***** Data supplied
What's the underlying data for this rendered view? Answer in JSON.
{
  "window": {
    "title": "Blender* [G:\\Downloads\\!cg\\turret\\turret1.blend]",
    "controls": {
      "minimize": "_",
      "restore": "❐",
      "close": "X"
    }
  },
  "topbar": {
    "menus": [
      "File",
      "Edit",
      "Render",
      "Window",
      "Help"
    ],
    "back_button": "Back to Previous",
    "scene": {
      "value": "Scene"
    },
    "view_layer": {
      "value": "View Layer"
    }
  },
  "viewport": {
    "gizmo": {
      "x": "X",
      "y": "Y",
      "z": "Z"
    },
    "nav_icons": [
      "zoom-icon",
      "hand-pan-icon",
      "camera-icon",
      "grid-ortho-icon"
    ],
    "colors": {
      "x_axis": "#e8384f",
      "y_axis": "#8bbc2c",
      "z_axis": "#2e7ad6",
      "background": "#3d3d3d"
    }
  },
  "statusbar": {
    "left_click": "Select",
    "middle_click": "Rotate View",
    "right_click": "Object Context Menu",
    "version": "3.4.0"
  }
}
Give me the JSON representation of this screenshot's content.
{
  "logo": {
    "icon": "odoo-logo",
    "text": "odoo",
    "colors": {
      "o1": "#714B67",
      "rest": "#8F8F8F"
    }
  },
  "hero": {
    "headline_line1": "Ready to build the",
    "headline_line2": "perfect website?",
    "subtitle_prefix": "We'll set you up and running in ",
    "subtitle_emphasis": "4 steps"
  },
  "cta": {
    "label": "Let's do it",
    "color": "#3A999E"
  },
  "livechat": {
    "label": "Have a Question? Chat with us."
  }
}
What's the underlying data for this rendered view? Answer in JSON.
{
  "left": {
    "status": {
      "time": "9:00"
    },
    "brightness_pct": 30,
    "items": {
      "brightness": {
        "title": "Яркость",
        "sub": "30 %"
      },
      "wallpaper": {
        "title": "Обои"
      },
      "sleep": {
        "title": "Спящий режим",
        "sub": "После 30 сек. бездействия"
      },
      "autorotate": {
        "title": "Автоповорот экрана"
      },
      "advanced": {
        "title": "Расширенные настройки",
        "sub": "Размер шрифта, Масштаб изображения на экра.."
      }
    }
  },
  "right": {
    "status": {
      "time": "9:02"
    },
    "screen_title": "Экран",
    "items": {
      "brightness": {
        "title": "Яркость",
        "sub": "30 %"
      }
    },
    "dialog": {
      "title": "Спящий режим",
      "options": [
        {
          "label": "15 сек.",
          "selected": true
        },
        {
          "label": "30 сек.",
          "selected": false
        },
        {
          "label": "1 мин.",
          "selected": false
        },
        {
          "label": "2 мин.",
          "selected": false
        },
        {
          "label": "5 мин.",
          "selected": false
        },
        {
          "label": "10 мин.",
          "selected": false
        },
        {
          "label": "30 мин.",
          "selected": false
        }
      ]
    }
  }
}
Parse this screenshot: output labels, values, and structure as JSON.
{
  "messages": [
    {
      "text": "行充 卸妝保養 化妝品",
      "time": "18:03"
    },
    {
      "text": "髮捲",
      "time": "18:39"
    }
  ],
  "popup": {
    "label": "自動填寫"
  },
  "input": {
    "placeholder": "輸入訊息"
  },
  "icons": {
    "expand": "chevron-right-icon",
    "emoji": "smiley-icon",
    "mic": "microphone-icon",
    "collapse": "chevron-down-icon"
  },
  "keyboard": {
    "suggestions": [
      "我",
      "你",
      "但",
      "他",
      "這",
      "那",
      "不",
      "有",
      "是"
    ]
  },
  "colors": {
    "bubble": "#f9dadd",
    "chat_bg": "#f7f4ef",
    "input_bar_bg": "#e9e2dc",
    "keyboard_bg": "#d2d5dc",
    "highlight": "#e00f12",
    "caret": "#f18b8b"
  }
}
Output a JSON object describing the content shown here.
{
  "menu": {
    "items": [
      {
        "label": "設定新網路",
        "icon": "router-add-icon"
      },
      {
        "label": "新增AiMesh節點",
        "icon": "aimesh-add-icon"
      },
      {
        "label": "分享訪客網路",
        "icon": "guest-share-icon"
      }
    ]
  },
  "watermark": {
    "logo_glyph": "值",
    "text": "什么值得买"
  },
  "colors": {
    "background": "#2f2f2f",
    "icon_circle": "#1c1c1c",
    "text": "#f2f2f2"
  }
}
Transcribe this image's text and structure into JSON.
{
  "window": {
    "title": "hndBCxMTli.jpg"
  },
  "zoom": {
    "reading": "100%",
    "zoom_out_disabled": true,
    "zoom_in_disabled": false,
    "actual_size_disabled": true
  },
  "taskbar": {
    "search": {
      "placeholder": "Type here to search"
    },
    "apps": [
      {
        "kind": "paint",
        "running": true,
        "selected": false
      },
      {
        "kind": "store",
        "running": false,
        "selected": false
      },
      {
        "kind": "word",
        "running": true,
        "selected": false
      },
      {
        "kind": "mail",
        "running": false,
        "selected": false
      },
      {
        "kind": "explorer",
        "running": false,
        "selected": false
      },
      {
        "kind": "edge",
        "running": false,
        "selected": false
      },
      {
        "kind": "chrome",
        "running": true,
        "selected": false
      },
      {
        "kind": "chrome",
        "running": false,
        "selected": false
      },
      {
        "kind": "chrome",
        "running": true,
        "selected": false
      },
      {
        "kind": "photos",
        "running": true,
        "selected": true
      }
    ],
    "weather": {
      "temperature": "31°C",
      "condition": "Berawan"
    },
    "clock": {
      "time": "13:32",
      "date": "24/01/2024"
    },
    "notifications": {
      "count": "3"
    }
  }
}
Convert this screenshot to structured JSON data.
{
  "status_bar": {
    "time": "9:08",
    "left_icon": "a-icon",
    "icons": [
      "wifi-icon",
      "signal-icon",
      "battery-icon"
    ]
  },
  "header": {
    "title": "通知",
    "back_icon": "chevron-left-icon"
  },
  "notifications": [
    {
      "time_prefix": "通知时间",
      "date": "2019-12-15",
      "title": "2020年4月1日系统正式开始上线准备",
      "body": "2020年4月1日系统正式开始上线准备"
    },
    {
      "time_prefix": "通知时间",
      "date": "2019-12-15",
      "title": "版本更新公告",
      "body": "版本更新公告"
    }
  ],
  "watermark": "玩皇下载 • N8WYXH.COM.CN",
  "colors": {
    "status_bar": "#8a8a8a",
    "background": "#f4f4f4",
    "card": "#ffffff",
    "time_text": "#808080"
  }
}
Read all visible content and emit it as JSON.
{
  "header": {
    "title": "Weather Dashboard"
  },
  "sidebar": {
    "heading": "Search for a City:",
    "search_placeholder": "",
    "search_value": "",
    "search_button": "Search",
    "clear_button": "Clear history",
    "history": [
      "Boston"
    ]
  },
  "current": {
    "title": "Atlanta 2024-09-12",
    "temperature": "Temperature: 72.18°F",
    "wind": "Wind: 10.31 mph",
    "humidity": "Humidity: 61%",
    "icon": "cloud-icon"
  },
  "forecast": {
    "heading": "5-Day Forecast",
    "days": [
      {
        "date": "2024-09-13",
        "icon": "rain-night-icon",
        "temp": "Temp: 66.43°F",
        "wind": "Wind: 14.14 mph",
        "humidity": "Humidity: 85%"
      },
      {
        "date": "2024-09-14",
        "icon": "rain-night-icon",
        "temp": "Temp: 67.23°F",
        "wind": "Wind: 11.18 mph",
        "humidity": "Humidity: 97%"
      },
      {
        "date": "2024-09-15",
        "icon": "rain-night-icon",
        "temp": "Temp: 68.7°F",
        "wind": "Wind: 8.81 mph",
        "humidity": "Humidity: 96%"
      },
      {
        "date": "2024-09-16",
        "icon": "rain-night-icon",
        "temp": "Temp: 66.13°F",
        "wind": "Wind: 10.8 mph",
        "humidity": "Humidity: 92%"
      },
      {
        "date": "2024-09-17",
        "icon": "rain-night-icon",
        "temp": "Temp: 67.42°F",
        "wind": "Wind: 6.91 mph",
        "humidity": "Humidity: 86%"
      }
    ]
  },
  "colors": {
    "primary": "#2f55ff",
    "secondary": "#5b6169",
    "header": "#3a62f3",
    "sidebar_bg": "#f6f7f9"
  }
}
**********
§ **What to produce**:
Copy out every line from the material above in which the word "watermark" appears.

§ **Answer**:
  "watermark": {
  "watermark": "玩皇下载 • N8WYXH.COM.CN",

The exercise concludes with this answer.